──────── Input records
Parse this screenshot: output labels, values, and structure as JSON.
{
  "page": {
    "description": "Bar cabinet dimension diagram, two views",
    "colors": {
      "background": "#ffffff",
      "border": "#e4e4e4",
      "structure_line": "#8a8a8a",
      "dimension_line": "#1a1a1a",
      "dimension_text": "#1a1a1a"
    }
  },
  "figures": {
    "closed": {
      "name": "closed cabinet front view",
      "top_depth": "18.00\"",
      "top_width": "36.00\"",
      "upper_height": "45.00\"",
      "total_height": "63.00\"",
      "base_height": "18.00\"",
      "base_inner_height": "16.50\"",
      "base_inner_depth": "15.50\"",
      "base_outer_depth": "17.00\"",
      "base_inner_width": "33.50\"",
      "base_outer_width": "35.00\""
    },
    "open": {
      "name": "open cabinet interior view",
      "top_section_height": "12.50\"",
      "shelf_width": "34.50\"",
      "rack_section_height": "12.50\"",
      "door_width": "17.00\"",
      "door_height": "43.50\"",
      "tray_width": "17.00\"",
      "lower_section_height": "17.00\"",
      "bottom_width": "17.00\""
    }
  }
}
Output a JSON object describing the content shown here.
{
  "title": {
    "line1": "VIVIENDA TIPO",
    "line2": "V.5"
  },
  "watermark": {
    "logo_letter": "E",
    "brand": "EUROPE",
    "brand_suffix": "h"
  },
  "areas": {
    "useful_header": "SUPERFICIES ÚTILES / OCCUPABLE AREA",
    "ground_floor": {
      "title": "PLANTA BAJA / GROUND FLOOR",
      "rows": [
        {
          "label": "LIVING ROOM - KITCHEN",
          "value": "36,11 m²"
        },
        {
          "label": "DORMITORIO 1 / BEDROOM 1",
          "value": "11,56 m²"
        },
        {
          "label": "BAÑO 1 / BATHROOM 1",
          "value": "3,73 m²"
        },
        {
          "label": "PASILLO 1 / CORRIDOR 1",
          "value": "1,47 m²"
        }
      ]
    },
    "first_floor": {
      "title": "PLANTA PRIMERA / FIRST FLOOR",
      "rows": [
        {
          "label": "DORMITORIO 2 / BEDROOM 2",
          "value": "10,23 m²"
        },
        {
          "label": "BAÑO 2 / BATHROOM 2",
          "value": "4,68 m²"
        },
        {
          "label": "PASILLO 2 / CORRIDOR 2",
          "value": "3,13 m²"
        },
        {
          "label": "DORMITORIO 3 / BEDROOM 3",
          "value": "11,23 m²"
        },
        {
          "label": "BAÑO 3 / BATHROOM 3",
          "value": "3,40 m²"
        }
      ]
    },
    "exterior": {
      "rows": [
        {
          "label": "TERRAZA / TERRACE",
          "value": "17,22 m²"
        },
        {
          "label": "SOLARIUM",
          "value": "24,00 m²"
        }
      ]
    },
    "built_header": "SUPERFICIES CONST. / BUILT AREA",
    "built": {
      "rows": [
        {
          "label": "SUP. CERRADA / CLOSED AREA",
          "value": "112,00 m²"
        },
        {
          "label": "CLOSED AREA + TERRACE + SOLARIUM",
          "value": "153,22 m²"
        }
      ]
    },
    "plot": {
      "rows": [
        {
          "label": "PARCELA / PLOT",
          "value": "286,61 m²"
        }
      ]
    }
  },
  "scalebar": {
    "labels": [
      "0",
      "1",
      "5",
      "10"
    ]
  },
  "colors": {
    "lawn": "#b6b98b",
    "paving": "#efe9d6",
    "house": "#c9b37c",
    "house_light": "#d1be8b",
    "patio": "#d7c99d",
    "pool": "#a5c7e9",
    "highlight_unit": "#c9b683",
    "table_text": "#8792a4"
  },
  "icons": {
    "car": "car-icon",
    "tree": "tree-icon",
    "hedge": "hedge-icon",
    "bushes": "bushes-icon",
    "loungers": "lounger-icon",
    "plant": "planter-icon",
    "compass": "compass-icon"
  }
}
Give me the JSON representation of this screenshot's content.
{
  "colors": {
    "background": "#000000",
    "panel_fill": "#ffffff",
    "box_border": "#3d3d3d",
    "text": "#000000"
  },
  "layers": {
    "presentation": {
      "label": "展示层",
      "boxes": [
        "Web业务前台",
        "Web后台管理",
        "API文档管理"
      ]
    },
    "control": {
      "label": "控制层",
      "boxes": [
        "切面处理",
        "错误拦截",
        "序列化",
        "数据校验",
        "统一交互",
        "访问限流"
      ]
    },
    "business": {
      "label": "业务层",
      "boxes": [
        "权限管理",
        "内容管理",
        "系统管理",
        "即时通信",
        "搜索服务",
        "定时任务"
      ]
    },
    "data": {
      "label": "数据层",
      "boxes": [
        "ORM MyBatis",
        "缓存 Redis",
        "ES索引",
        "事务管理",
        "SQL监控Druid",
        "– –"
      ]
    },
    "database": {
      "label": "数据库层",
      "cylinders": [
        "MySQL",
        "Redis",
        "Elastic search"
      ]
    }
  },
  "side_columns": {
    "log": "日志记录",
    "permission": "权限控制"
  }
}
────────────────
- _Problem_: Where a line of the data holds "background", show that line.

- _Finished exercise_:
      "background": "#ffffff",
    "background": "#000000",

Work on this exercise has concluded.